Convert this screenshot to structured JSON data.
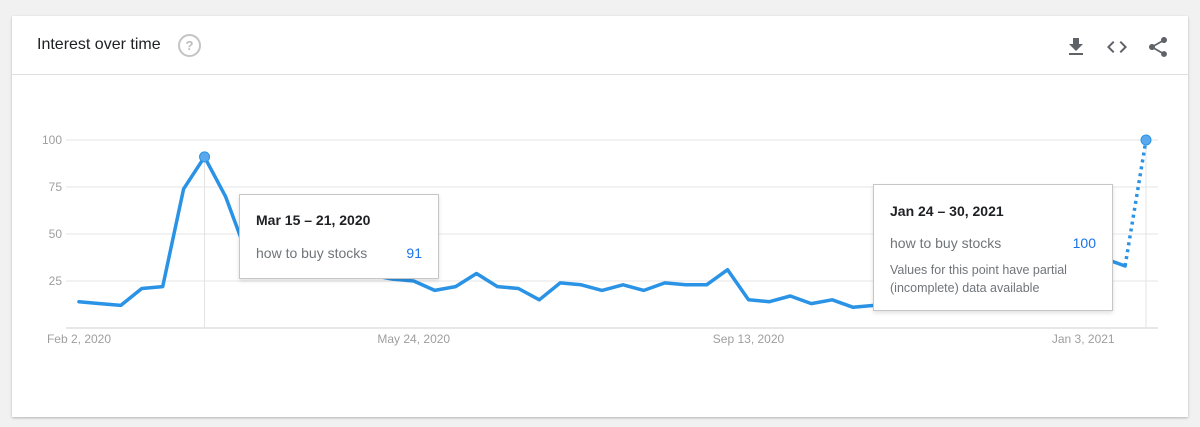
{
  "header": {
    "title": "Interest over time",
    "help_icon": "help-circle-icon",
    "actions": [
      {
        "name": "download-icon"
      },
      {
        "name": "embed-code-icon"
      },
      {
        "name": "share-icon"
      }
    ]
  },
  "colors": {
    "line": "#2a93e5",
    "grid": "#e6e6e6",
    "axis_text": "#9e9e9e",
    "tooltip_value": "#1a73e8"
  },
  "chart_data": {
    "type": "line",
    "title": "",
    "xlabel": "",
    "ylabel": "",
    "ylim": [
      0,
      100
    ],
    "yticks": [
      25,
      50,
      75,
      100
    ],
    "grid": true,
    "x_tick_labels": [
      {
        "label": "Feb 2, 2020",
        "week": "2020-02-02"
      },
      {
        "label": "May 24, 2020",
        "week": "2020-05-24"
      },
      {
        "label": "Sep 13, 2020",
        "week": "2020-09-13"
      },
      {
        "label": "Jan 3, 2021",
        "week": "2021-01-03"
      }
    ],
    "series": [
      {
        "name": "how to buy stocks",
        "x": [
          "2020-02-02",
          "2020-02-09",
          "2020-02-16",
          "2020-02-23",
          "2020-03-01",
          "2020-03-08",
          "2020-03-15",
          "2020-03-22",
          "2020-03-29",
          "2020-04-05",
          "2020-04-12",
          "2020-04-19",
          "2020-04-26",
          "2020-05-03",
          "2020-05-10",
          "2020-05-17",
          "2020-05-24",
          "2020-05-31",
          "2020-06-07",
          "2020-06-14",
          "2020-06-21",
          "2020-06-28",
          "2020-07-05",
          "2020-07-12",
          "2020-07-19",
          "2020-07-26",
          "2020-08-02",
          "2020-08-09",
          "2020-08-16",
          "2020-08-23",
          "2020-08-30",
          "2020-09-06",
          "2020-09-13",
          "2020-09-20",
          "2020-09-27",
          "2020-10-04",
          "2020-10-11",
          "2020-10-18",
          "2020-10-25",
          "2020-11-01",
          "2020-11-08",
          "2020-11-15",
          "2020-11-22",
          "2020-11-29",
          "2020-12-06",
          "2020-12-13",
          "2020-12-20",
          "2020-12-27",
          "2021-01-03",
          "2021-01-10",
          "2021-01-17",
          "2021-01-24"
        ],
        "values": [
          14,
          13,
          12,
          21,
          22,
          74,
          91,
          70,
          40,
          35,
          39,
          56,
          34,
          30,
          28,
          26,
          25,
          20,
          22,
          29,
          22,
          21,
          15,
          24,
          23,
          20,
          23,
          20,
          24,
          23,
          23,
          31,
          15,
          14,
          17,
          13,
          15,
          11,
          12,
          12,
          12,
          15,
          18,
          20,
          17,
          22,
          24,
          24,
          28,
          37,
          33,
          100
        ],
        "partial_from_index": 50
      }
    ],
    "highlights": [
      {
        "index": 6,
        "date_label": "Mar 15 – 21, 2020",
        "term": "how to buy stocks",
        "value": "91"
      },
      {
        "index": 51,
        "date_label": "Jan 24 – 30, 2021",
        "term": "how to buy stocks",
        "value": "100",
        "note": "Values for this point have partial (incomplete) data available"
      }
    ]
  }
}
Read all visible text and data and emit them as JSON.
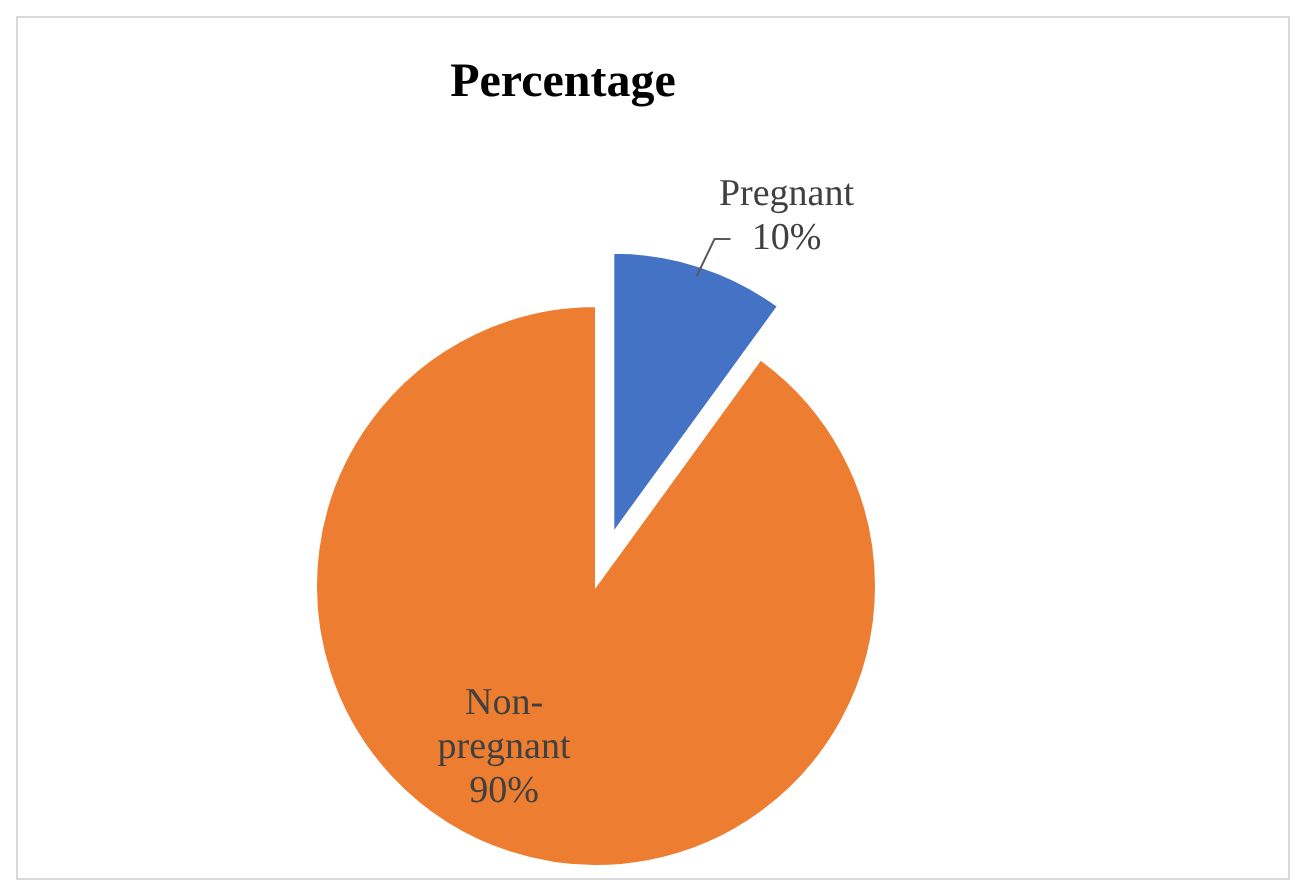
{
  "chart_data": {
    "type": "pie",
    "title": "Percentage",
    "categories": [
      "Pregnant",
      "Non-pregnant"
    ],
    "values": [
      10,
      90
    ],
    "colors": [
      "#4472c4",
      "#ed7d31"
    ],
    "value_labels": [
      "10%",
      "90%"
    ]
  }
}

------------------------------------

● EXERCISE GOAL
All records must be output exactly as they are, except for the pictures, which are left out.

● WRITTEN SOLUTION
Convert this screenshot to structured JSON data.
{
  "header": {
    "title": "Interest over time",
    "help_icon": "help-circle-icon",
    "actions": [
      {
        "name": "download-icon"
      },
      {
        "name": "embed-code-icon"
      },
      {
        "name": "share-icon"
      }
    ]
  },
  "colors": {
    "line": "#2a93e5",
    "grid": "#e6e6e6",
    "axis_text": "#9e9e9e",
    "tooltip_value": "#1a73e8"
  },
  "chart_data": {
    "type": "line",
    "title": "",
    "xlabel": "",
    "ylabel": "",
    "ylim": [
      0,
      100
    ],
    "yticks": [
      25,
      50,
      75,
      100
    ],
    "grid": true,
    "x_tick_labels": [
      {
        "label": "Feb 2, 2020",
        "week": "2020-02-02"
      },
      {
        "label": "May 24, 2020",
        "week": "2020-05-24"
      },
      {
        "label": "Sep 13, 2020",
        "week": "2020-09-13"
      },
      {
        "label": "Jan 3, 2021",
        "week": "2021-01-03"
      }
    ],
    "series": [
      {
        "name": "how to buy stocks",
        "x": [
          "2020-02-02",
          "2020-02-09",
          "2020-02-16",
          "2020-02-23",
          "2020-03-01",
          "2020-03-08",
          "2020-03-15",
          "2020-03-22",
          "2020-03-29",
          "2020-04-05",
          "2020-04-12",
          "2020-04-19",
          "2020-04-26",
          "2020-05-03",
          "2020-05-10",
          "2020-05-17",
          "2020-05-24",
          "2020-05-31",
          "2020-06-07",
          "2020-06-14",
          "2020-06-21",
          "2020-06-28",
          "2020-07-05",
          "2020-07-12",
          "2020-07-19",
          "2020-07-26",
          "2020-08-02",
          "2020-08-09",
          "2020-08-16",
          "2020-08-23",
          "2020-08-30",
          "2020-09-06",
          "2020-09-13",
          "2020-09-20",
          "2020-09-27",
          "2020-10-04",
          "2020-10-11",
          "2020-10-18",
          "2020-10-25",
          "2020-11-01",
          "2020-11-08",
          "2020-11-15",
          "2020-11-22",
          "2020-11-29",
          "2020-12-06",
          "2020-12-13",
          "2020-12-20",
          "2020-12-27",
          "2021-01-03",
          "2021-01-10",
          "2021-01-17",
          "2021-01-24"
        ],
        "values": [
          14,
          13,
          12,
          21,
          22,
          74,
          91,
          70,
          40,
          35,
          39,
          56,
          34,
          30,
          28,
          26,
          25,
          20,
          22,
          29,
          22,
          21,
          15,
          24,
          23,
          20,
          23,
          20,
          24,
          23,
          23,
          31,
          15,
          14,
          17,
          13,
          15,
          11,
          12,
          12,
          12,
          15,
          18,
          20,
          17,
          22,
          24,
          24,
          28,
          37,
          33,
          100
        ],
        "partial_from_index": 50
      }
    ],
    "highlights": [
      {
        "index": 6,
        "date_label": "Mar 15 – 21, 2020",
        "term": "how to buy stocks",
        "value": "91"
      },
      {
        "index": 51,
        "date_label": "Jan 24 – 30, 2021",
        "term": "how to buy stocks",
        "value": "100",
        "note": "Values for this point have partial (incomplete) data available"
      }
    ]
  }
}
Read all visible text and data and emit them as JSON.
{
  "chart_data": {
    "type": "pie",
    "title": "Percentage",
    "categories": [
      "Pregnant",
      "Non-pregnant"
    ],
    "values": [
      10,
      90
    ],
    "colors": [
      "#4472c4",
      "#ed7d31"
    ],
    "value_labels": [
      "10%",
      "90%"
    ]
  }
}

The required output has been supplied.